**Task statement:**
Copy the records that follow exactly as written, but not their pictures.

□ □ □ □

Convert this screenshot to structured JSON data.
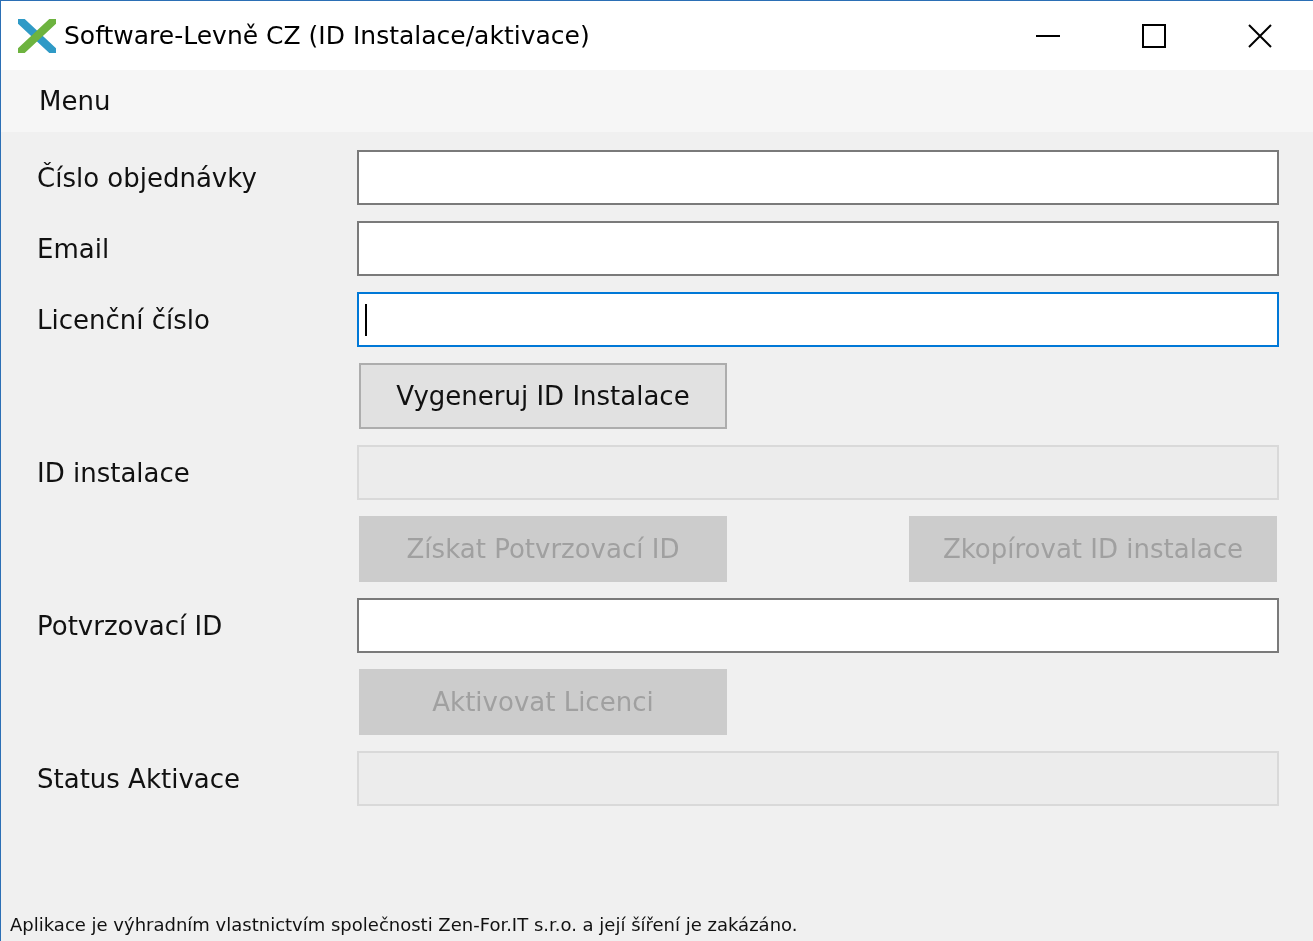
{
  "window": {
    "title": "Software-Levně CZ (ID Instalace/aktivace)"
  },
  "menu": {
    "items": [
      "Menu"
    ]
  },
  "form": [
    {
      "kind": "field",
      "label": "Číslo objednávky",
      "disabled": false,
      "focused": false
    },
    {
      "kind": "field",
      "label": "Email",
      "disabled": false,
      "focused": false
    },
    {
      "kind": "field",
      "label": "Licenční číslo",
      "disabled": false,
      "focused": true
    },
    {
      "kind": "buttons",
      "buttons": [
        {
          "label": "Vygeneruj ID Instalace",
          "disabled": false
        }
      ]
    },
    {
      "kind": "field",
      "label": "ID instalace",
      "disabled": true,
      "focused": false
    },
    {
      "kind": "buttons",
      "buttons": [
        {
          "label": "Získat Potvrzovací ID",
          "disabled": true
        },
        {
          "label": "Zkopírovat ID instalace",
          "disabled": true
        }
      ]
    },
    {
      "kind": "field",
      "label": "Potvrzovací ID",
      "disabled": false,
      "focused": false
    },
    {
      "kind": "buttons",
      "buttons": [
        {
          "label": "Aktivovat Licenci",
          "disabled": true
        }
      ]
    },
    {
      "kind": "field",
      "label": "Status Aktivace",
      "disabled": true,
      "focused": false
    }
  ],
  "footer": "Aplikace je výhradním vlastnictvím společnosti Zen-For.IT s.r.o. a její šíření je zakázáno."
}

□ □ □ □

**Answer below:**
Convert this screenshot to structured JSON data.
{
  "window": {
    "title": "Software-Levně CZ (ID Instalace/aktivace)"
  },
  "menu": {
    "items": [
      "Menu"
    ]
  },
  "form": [
    {
      "kind": "field",
      "label": "Číslo objednávky",
      "disabled": false,
      "focused": false
    },
    {
      "kind": "field",
      "label": "Email",
      "disabled": false,
      "focused": false
    },
    {
      "kind": "field",
      "label": "Licenční číslo",
      "disabled": false,
      "focused": true
    },
    {
      "kind": "buttons",
      "buttons": [
        {
          "label": "Vygeneruj ID Instalace",
          "disabled": false
        }
      ]
    },
    {
      "kind": "field",
      "label": "ID instalace",
      "disabled": true,
      "focused": false
    },
    {
      "kind": "buttons",
      "buttons": [
        {
          "label": "Získat Potvrzovací ID",
          "disabled": true
        },
        {
          "label": "Zkopírovat ID instalace",
          "disabled": true
        }
      ]
    },
    {
      "kind": "field",
      "label": "Potvrzovací ID",
      "disabled": false,
      "focused": false
    },
    {
      "kind": "buttons",
      "buttons": [
        {
          "label": "Aktivovat Licenci",
          "disabled": true
        }
      ]
    },
    {
      "kind": "field",
      "label": "Status Aktivace",
      "disabled": true,
      "focused": false
    }
  ],
  "footer": "Aplikace je výhradním vlastnictvím společnosti Zen-For.IT s.r.o. a její šíření je zakázáno."
}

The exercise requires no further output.